YOUR GOAL: Only lines holding the string "GADSL" are wanted; copy each one from the material.

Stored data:
■ ■ ■
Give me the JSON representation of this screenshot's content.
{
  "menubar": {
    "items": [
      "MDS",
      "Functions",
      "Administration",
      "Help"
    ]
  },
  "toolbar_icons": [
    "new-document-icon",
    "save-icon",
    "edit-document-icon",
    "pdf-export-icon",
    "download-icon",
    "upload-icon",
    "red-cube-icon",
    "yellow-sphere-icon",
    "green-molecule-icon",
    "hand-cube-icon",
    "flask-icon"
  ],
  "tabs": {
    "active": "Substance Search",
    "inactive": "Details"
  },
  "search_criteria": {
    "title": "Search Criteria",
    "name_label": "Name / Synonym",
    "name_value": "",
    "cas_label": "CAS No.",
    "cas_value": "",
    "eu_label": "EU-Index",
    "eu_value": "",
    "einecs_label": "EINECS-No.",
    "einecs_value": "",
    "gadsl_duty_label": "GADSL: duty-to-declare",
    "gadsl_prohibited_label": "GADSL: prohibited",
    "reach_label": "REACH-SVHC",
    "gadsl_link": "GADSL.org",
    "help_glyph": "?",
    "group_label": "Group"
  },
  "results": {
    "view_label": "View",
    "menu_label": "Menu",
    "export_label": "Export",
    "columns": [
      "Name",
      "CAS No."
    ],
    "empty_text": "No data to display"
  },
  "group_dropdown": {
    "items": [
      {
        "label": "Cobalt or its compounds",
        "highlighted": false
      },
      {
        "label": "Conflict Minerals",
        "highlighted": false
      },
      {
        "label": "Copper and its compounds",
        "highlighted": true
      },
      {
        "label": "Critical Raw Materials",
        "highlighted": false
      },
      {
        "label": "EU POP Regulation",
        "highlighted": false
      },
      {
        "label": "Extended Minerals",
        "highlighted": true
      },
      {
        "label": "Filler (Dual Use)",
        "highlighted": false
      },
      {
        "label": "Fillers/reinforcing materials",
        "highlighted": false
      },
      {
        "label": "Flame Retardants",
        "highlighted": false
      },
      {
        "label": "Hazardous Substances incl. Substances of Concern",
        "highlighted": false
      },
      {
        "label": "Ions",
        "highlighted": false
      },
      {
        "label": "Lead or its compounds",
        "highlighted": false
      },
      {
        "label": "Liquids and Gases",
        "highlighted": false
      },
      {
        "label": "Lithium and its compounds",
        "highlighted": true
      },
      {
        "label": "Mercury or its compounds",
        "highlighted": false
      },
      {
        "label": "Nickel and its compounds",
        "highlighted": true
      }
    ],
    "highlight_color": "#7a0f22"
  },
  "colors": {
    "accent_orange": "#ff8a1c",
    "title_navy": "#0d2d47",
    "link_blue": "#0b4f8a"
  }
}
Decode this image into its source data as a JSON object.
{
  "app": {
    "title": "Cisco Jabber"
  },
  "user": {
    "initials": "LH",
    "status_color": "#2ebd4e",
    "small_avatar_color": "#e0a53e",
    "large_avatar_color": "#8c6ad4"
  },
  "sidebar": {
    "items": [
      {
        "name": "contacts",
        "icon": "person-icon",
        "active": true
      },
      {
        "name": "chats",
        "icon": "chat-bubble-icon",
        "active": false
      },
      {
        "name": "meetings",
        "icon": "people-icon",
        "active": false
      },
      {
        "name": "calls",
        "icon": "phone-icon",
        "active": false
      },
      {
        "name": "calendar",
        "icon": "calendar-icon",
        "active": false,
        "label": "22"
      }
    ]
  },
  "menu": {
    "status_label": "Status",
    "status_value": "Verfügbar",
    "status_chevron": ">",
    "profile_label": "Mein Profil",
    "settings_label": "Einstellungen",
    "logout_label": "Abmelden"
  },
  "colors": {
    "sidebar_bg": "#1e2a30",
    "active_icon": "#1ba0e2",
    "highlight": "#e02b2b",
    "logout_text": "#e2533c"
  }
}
■ ■ ■
SOLVED EXERCISE:
    "gadsl_duty_label": "GADSL: duty-to-declare",
    "gadsl_prohibited_label": "GADSL: prohibited",
    "gadsl_link": "GADSL.org",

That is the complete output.